• **题目详情**
请将下面的数据逐行原样照抄一遍。

• **显示信息**
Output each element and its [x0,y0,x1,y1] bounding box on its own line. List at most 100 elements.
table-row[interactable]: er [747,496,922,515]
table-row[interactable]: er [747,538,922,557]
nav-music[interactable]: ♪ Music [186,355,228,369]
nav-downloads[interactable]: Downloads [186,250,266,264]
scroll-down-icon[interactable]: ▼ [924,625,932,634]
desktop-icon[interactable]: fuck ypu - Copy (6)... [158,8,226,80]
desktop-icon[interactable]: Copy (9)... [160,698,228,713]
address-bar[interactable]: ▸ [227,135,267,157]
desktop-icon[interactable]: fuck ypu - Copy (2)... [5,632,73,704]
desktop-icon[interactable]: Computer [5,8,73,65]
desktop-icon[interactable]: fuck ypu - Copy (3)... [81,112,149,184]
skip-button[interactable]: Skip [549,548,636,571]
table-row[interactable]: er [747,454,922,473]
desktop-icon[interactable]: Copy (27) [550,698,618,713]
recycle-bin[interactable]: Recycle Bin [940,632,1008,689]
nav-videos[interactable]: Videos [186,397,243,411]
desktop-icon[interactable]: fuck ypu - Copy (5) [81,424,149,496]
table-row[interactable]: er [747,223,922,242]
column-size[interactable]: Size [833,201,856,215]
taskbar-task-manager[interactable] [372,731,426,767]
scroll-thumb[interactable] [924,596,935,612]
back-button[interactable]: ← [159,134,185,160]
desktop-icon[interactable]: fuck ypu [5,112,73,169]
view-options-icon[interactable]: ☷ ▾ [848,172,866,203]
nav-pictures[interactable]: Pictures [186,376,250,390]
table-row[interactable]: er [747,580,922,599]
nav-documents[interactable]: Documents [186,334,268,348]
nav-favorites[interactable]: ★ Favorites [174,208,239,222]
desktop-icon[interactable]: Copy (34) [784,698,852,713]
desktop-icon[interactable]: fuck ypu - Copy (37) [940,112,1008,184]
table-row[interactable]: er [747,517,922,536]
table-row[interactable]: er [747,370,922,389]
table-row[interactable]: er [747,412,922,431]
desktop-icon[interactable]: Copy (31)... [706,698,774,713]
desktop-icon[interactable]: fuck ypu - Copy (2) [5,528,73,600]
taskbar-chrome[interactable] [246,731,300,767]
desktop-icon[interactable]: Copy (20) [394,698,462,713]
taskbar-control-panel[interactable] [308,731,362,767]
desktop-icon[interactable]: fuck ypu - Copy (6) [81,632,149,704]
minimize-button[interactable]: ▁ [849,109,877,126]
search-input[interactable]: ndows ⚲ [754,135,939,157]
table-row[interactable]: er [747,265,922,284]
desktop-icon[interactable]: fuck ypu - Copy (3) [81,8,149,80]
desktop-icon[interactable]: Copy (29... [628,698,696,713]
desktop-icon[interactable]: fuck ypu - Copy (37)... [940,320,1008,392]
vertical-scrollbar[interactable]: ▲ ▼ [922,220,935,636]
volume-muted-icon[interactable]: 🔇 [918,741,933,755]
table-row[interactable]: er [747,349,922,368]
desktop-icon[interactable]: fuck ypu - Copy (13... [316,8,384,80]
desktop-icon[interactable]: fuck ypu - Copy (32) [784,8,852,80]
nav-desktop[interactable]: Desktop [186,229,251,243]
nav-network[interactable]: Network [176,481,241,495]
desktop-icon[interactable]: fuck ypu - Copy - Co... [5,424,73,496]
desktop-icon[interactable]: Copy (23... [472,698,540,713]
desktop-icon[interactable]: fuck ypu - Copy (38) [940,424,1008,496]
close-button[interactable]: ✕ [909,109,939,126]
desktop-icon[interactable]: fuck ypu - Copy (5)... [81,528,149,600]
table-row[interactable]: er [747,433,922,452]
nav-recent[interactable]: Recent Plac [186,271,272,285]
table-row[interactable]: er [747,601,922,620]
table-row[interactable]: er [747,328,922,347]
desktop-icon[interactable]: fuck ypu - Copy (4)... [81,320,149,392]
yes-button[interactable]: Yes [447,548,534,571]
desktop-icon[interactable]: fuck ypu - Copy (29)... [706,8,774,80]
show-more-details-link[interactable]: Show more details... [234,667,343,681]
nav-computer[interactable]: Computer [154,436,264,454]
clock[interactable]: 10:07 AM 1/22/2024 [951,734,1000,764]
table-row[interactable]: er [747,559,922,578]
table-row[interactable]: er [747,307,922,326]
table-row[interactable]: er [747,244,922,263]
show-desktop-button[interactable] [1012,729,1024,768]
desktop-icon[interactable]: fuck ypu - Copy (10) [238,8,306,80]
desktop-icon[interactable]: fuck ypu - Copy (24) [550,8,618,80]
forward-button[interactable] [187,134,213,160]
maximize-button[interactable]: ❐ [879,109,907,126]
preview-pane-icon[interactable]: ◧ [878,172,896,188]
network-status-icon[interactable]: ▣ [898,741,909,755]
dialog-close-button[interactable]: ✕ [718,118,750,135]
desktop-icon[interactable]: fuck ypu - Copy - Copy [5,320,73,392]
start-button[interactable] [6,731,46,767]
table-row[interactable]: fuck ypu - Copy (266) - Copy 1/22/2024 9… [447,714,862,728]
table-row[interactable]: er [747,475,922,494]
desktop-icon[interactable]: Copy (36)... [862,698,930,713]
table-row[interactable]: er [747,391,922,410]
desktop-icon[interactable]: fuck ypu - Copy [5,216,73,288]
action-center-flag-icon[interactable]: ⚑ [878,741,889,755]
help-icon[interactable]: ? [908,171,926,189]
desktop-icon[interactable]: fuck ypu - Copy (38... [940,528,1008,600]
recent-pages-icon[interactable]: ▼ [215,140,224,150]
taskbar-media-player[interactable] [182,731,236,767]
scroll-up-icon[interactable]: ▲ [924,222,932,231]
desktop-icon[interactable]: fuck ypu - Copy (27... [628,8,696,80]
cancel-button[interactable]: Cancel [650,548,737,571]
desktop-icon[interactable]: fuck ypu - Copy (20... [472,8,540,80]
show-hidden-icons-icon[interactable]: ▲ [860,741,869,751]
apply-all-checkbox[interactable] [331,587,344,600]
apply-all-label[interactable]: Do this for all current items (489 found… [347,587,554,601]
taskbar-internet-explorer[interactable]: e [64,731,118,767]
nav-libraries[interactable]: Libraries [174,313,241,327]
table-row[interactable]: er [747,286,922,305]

• **最终结果**
Output each element and its [x0,y0,x1,y1] bounding box on its own line. List at most 100 elements.
table-row[interactable]: er [747,496,922,515]
table-row[interactable]: er [747,538,922,557]
nav-music[interactable]: ♪ Music [186,355,228,369]
nav-downloads[interactable]: Downloads [186,250,266,264]
scroll-down-icon[interactable]: ▼ [924,625,932,634]
desktop-icon[interactable]: fuck ypu - Copy (6)... [158,8,226,80]
desktop-icon[interactable]: Copy (9)... [160,698,228,713]
address-bar[interactable]: ▸ [227,135,267,157]
desktop-icon[interactable]: fuck ypu - Copy (2)... [5,632,73,704]
desktop-icon[interactable]: Computer [5,8,73,65]
desktop-icon[interactable]: fuck ypu - Copy (3)... [81,112,149,184]
skip-button[interactable]: Skip [549,548,636,571]
table-row[interactable]: er [747,454,922,473]
desktop-icon[interactable]: Copy (27) [550,698,618,713]
recycle-bin[interactable]: Recycle Bin [940,632,1008,689]
nav-videos[interactable]: Videos [186,397,243,411]
desktop-icon[interactable]: fuck ypu - Copy (5) [81,424,149,496]
table-row[interactable]: er [747,223,922,242]
column-size[interactable]: Size [833,201,856,215]
taskbar-task-manager[interactable] [372,731,426,767]
scroll-thumb[interactable] [924,596,935,612]
back-button[interactable]: ← [159,134,185,160]
desktop-icon[interactable]: fuck ypu [5,112,73,169]
view-options-icon[interactable]: ☷ ▾ [848,172,866,203]
nav-pictures[interactable]: Pictures [186,376,250,390]
table-row[interactable]: er [747,580,922,599]
nav-documents[interactable]: Documents [186,334,268,348]
nav-favorites[interactable]: ★ Favorites [174,208,239,222]
desktop-icon[interactable]: Copy (34) [784,698,852,713]
desktop-icon[interactable]: fuck ypu - Copy (37) [940,112,1008,184]
table-row[interactable]: er [747,517,922,536]
table-row[interactable]: er [747,370,922,389]
table-row[interactable]: er [747,412,922,431]
desktop-icon[interactable]: Copy (31)... [706,698,774,713]
desktop-icon[interactable]: fuck ypu - Copy (2) [5,528,73,600]
taskbar-chrome[interactable] [246,731,300,767]
desktop-icon[interactable]: Copy (20) [394,698,462,713]
taskbar-control-panel[interactable] [308,731,362,767]
desktop-icon[interactable]: fuck ypu - Copy (6) [81,632,149,704]
minimize-button[interactable]: ▁ [849,109,877,126]
search-input[interactable]: ndows ⚲ [754,135,939,157]
table-row[interactable]: er [747,265,922,284]
desktop-icon[interactable]: fuck ypu - Copy (3) [81,8,149,80]
desktop-icon[interactable]: Copy (29... [628,698,696,713]
desktop-icon[interactable]: fuck ypu - Copy (37)... [940,320,1008,392]
vertical-scrollbar[interactable]: ▲ ▼ [922,220,935,636]
volume-muted-icon[interactable]: 🔇 [918,741,933,755]
table-row[interactable]: er [747,349,922,368]
desktop-icon[interactable]: fuck ypu - Copy (13... [316,8,384,80]
desktop-icon[interactable]: fuck ypu - Copy (32) [784,8,852,80]
nav-desktop[interactable]: Desktop [186,229,251,243]
nav-network[interactable]: Network [176,481,241,495]
desktop-icon[interactable]: fuck ypu - Copy - Co... [5,424,73,496]
desktop-icon[interactable]: Copy (23... [472,698,540,713]
desktop-icon[interactable]: fuck ypu - Copy (38) [940,424,1008,496]
close-button[interactable]: ✕ [909,109,939,126]
desktop-icon[interactable]: fuck ypu - Copy (5)... [81,528,149,600]
table-row[interactable]: er [747,433,922,452]
nav-recent[interactable]: Recent Plac [186,271,272,285]
table-row[interactable]: er [747,601,922,620]
table-row[interactable]: er [747,328,922,347]
desktop-icon[interactable]: fuck ypu - Copy (4)... [81,320,149,392]
yes-button[interactable]: Yes [447,548,534,571]
desktop-icon[interactable]: fuck ypu - Copy (29)... [706,8,774,80]
show-more-details-link[interactable]: Show more details... [234,667,343,681]
nav-computer[interactable]: Computer [154,436,264,454]
clock[interactable]: 10:07 AM 1/22/2024 [951,734,1000,764]
table-row[interactable]: er [747,559,922,578]
table-row[interactable]: er [747,307,922,326]
table-row[interactable]: er [747,244,922,263]
show-desktop-button[interactable] [1012,729,1024,768]
desktop-icon[interactable]: fuck ypu - Copy (10) [238,8,306,80]
desktop-icon[interactable]: fuck ypu - Copy (24) [550,8,618,80]
forward-button[interactable] [187,134,213,160]
maximize-button[interactable]: ❐ [879,109,907,126]
preview-pane-icon[interactable]: ◧ [878,172,896,188]
network-status-icon[interactable]: ▣ [898,741,909,755]
dialog-close-button[interactable]: ✕ [718,118,750,135]
desktop-icon[interactable]: fuck ypu - Copy - Copy [5,320,73,392]
start-button[interactable] [6,731,46,767]
table-row[interactable]: fuck ypu - Copy (266) - Copy 1/22/2024 9… [447,714,862,728]
table-row[interactable]: er [747,475,922,494]
desktop-icon[interactable]: Copy (36)... [862,698,930,713]
table-row[interactable]: er [747,391,922,410]
desktop-icon[interactable]: fuck ypu - Copy [5,216,73,288]
action-center-flag-icon[interactable]: ⚑ [878,741,889,755]
help-icon[interactable]: ? [908,171,926,189]
desktop-icon[interactable]: fuck ypu - Copy (38... [940,528,1008,600]
recent-pages-icon[interactable]: ▼ [215,140,224,150]
taskbar-media-player[interactable] [182,731,236,767]
scroll-up-icon[interactable]: ▲ [924,222,932,231]
desktop-icon[interactable]: fuck ypu - Copy (27... [628,8,696,80]
cancel-button[interactable]: Cancel [650,548,737,571]
desktop-icon[interactable]: fuck ypu - Copy (20... [472,8,540,80]
show-hidden-icons-icon[interactable]: ▲ [860,741,869,751]
apply-all-checkbox[interactable] [331,587,344,600]
apply-all-label[interactable]: Do this for all current items (489 found… [347,587,554,601]
taskbar-internet-explorer[interactable]: e [64,731,118,767]
nav-libraries[interactable]: Libraries [174,313,241,327]
table-row[interactable]: er [747,286,922,305]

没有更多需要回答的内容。